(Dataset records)
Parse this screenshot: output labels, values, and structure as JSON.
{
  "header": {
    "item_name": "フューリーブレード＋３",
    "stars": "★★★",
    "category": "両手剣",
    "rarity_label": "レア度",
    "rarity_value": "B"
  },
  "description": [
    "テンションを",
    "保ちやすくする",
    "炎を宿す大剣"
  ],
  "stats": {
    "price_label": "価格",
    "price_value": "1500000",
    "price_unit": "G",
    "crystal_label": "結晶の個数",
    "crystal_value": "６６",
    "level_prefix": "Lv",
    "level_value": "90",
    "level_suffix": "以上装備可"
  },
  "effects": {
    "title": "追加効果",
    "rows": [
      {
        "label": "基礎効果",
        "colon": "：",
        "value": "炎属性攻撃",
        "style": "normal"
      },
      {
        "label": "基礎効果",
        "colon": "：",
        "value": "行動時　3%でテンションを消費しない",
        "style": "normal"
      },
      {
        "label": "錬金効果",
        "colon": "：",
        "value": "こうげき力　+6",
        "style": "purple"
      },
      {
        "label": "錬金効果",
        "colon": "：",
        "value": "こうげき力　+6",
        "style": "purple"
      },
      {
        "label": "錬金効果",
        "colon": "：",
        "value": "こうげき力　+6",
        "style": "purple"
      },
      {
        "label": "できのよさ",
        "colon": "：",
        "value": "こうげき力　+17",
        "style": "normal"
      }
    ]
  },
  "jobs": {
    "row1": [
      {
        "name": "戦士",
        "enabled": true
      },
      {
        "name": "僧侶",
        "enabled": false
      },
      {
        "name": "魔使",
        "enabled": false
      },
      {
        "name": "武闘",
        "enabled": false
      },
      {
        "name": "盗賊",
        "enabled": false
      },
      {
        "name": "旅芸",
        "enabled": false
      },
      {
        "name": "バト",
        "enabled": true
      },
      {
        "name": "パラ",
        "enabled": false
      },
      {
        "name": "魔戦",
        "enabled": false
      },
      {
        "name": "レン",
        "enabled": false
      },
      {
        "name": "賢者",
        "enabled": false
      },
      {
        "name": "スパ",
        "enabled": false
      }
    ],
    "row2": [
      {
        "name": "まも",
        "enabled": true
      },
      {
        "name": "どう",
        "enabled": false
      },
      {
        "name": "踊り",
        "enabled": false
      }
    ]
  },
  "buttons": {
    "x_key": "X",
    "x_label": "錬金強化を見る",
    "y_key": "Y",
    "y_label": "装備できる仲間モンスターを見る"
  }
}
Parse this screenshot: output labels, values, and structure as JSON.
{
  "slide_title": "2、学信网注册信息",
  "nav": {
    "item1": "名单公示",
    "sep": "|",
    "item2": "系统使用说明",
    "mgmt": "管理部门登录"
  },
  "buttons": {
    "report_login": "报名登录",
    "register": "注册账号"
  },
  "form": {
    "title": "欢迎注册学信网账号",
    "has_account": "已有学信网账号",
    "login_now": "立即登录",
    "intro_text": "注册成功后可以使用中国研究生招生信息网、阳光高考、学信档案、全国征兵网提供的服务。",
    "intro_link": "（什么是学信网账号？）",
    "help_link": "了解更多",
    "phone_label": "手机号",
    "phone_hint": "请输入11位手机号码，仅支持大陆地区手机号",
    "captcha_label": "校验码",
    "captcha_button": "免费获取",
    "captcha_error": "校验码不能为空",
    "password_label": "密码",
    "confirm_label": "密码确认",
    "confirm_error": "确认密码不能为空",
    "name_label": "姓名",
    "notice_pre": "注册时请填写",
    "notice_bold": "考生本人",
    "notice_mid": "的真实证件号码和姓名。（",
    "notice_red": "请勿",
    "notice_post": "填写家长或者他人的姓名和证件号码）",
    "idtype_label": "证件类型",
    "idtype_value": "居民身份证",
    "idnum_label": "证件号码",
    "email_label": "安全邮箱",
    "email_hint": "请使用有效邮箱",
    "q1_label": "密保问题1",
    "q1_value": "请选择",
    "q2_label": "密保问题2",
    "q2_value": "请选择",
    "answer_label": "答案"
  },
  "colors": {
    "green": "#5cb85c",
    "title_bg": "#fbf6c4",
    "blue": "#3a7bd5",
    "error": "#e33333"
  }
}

### Given request
Repeat every record, exactly as written.

### Reply to the task
Parse this screenshot: output labels, values, and structure as JSON.
{
  "header": {
    "item_name": "フューリーブレード＋３",
    "stars": "★★★",
    "category": "両手剣",
    "rarity_label": "レア度",
    "rarity_value": "B"
  },
  "description": [
    "テンションを",
    "保ちやすくする",
    "炎を宿す大剣"
  ],
  "stats": {
    "price_label": "価格",
    "price_value": "1500000",
    "price_unit": "G",
    "crystal_label": "結晶の個数",
    "crystal_value": "６６",
    "level_prefix": "Lv",
    "level_value": "90",
    "level_suffix": "以上装備可"
  },
  "effects": {
    "title": "追加効果",
    "rows": [
      {
        "label": "基礎効果",
        "colon": "：",
        "value": "炎属性攻撃",
        "style": "normal"
      },
      {
        "label": "基礎効果",
        "colon": "：",
        "value": "行動時　3%でテンションを消費しない",
        "style": "normal"
      },
      {
        "label": "錬金効果",
        "colon": "：",
        "value": "こうげき力　+6",
        "style": "purple"
      },
      {
        "label": "錬金効果",
        "colon": "：",
        "value": "こうげき力　+6",
        "style": "purple"
      },
      {
        "label": "錬金効果",
        "colon": "：",
        "value": "こうげき力　+6",
        "style": "purple"
      },
      {
        "label": "できのよさ",
        "colon": "：",
        "value": "こうげき力　+17",
        "style": "normal"
      }
    ]
  },
  "jobs": {
    "row1": [
      {
        "name": "戦士",
        "enabled": true
      },
      {
        "name": "僧侶",
        "enabled": false
      },
      {
        "name": "魔使",
        "enabled": false
      },
      {
        "name": "武闘",
        "enabled": false
      },
      {
        "name": "盗賊",
        "enabled": false
      },
      {
        "name": "旅芸",
        "enabled": false
      },
      {
        "name": "バト",
        "enabled": true
      },
      {
        "name": "パラ",
        "enabled": false
      },
      {
        "name": "魔戦",
        "enabled": false
      },
      {
        "name": "レン",
        "enabled": false
      },
      {
        "name": "賢者",
        "enabled": false
      },
      {
        "name": "スパ",
        "enabled": false
      }
    ],
    "row2": [
      {
        "name": "まも",
        "enabled": true
      },
      {
        "name": "どう",
        "enabled": false
      },
      {
        "name": "踊り",
        "enabled": false
      }
    ]
  },
  "buttons": {
    "x_key": "X",
    "x_label": "錬金強化を見る",
    "y_key": "Y",
    "y_label": "装備できる仲間モンスターを見る"
  }
}
Parse this screenshot: output labels, values, and structure as JSON.
{
  "slide_title": "2、学信网注册信息",
  "nav": {
    "item1": "名单公示",
    "sep": "|",
    "item2": "系统使用说明",
    "mgmt": "管理部门登录"
  },
  "buttons": {
    "report_login": "报名登录",
    "register": "注册账号"
  },
  "form": {
    "title": "欢迎注册学信网账号",
    "has_account": "已有学信网账号",
    "login_now": "立即登录",
    "intro_text": "注册成功后可以使用中国研究生招生信息网、阳光高考、学信档案、全国征兵网提供的服务。",
    "intro_link": "（什么是学信网账号？）",
    "help_link": "了解更多",
    "phone_label": "手机号",
    "phone_hint": "请输入11位手机号码，仅支持大陆地区手机号",
    "captcha_label": "校验码",
    "captcha_button": "免费获取",
    "captcha_error": "校验码不能为空",
    "password_label": "密码",
    "confirm_label": "密码确认",
    "confirm_error": "确认密码不能为空",
    "name_label": "姓名",
    "notice_pre": "注册时请填写",
    "notice_bold": "考生本人",
    "notice_mid": "的真实证件号码和姓名。（",
    "notice_red": "请勿",
    "notice_post": "填写家长或者他人的姓名和证件号码）",
    "idtype_label": "证件类型",
    "idtype_value": "居民身份证",
    "idnum_label": "证件号码",
    "email_label": "安全邮箱",
    "email_hint": "请使用有效邮箱",
    "q1_label": "密保问题1",
    "q1_value": "请选择",
    "q2_label": "密保问题2",
    "q2_value": "请选择",
    "answer_label": "答案"
  },
  "colors": {
    "green": "#5cb85c",
    "title_bg": "#fbf6c4",
    "blue": "#3a7bd5",
    "error": "#e33333"
  }
}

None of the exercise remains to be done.